+++ DATASET CONTENT +++
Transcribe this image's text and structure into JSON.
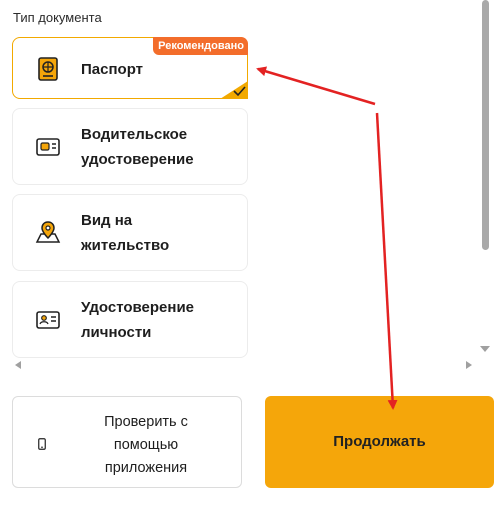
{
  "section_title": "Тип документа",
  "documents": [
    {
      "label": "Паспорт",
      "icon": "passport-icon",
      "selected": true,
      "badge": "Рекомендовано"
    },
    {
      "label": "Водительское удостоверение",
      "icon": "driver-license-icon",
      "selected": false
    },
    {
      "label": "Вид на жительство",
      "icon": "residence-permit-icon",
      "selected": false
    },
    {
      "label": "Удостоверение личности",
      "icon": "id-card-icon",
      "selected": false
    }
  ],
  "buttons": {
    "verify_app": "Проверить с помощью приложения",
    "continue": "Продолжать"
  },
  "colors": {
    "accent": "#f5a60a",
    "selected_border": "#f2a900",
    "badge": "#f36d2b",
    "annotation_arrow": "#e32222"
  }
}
+++
AIM: Reproduce each line of the material containing the word "icon".

THE SOLUTION:
      "icon": "passport-icon",
      "icon": "driver-license-icon",
      "icon": "residence-permit-icon",
      "icon": "id-card-icon",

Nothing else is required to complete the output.